Without the pictures, give the entries below again exactly as written.

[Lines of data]
*-*-*
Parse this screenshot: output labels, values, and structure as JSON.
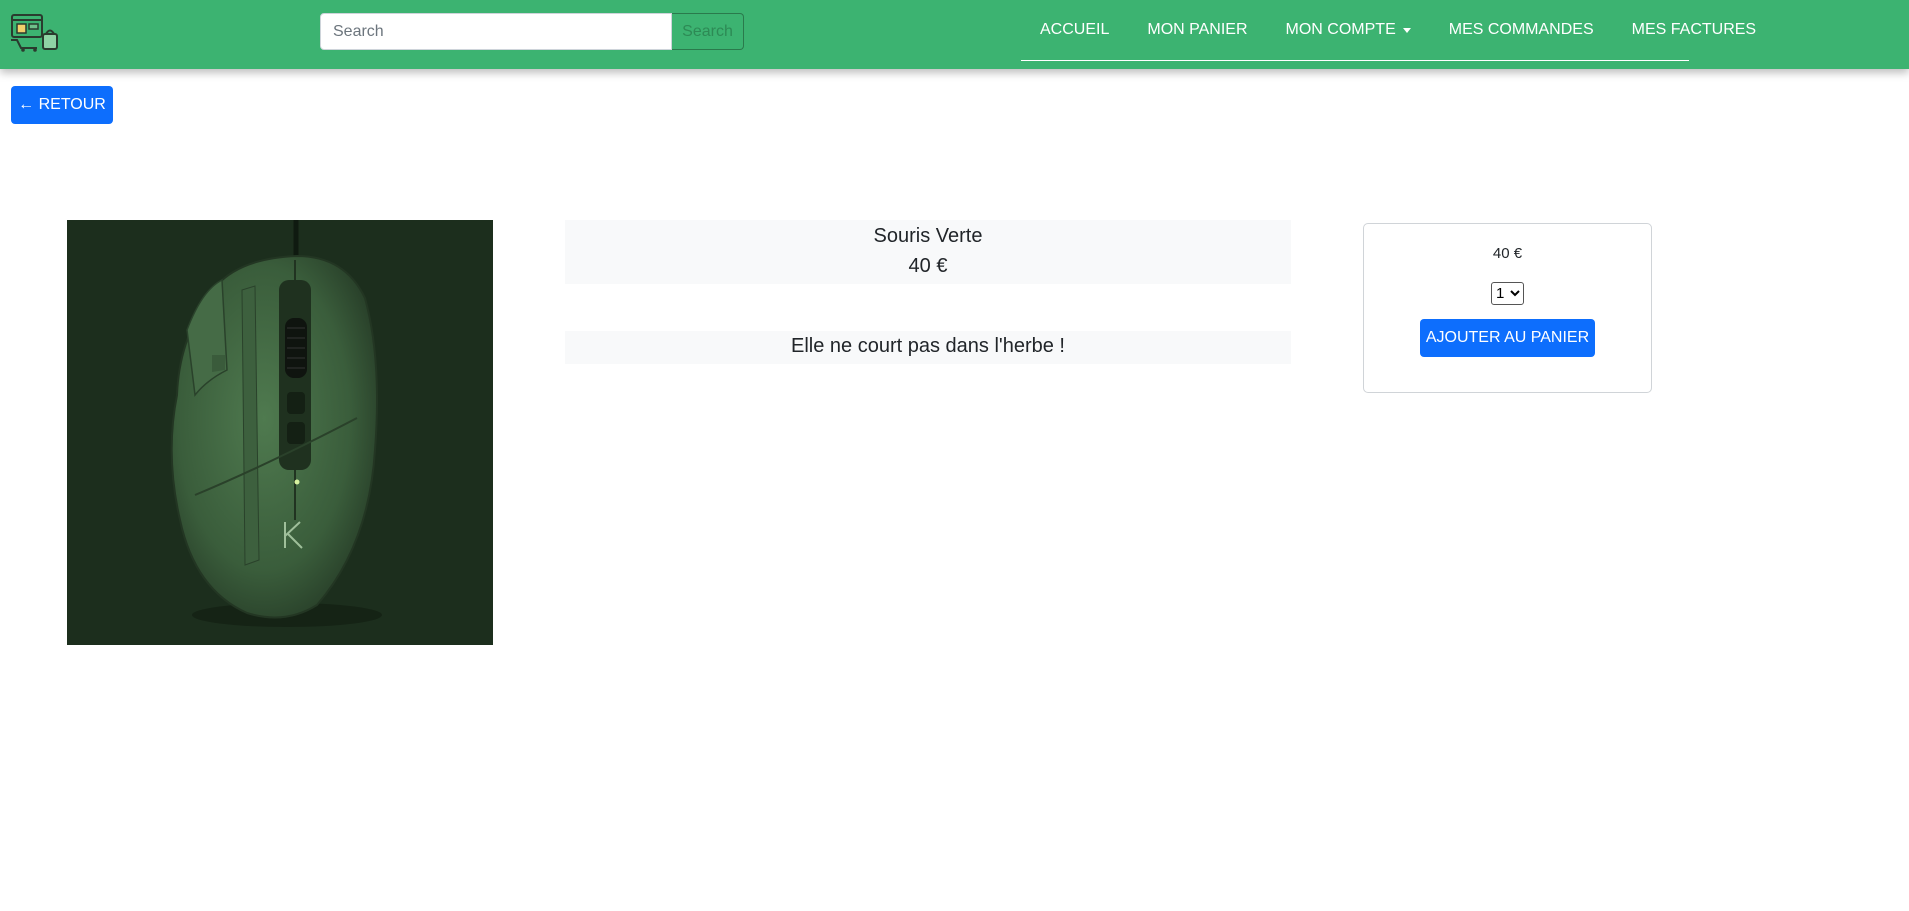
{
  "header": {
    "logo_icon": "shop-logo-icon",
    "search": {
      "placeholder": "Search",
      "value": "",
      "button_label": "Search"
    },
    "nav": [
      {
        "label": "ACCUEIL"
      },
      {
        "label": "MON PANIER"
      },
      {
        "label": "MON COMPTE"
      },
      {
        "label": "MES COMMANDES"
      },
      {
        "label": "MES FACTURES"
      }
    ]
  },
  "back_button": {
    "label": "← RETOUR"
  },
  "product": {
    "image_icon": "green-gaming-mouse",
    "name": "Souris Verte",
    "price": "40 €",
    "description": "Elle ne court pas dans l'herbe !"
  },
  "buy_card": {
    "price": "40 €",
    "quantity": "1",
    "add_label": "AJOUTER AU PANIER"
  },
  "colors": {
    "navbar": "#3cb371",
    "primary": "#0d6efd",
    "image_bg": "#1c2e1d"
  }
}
*-*-*
__FULL SOLUTION__
Parse this screenshot: output labels, values, and structure as JSON.
{
  "header": {
    "logo_icon": "shop-logo-icon",
    "search": {
      "placeholder": "Search",
      "value": "",
      "button_label": "Search"
    },
    "nav": [
      {
        "label": "ACCUEIL"
      },
      {
        "label": "MON PANIER"
      },
      {
        "label": "MON COMPTE"
      },
      {
        "label": "MES COMMANDES"
      },
      {
        "label": "MES FACTURES"
      }
    ]
  },
  "back_button": {
    "label": "← RETOUR"
  },
  "product": {
    "image_icon": "green-gaming-mouse",
    "name": "Souris Verte",
    "price": "40 €",
    "description": "Elle ne court pas dans l'herbe !"
  },
  "buy_card": {
    "price": "40 €",
    "quantity": "1",
    "add_label": "AJOUTER AU PANIER"
  },
  "colors": {
    "navbar": "#3cb371",
    "primary": "#0d6efd",
    "image_bg": "#1c2e1d"
  }
}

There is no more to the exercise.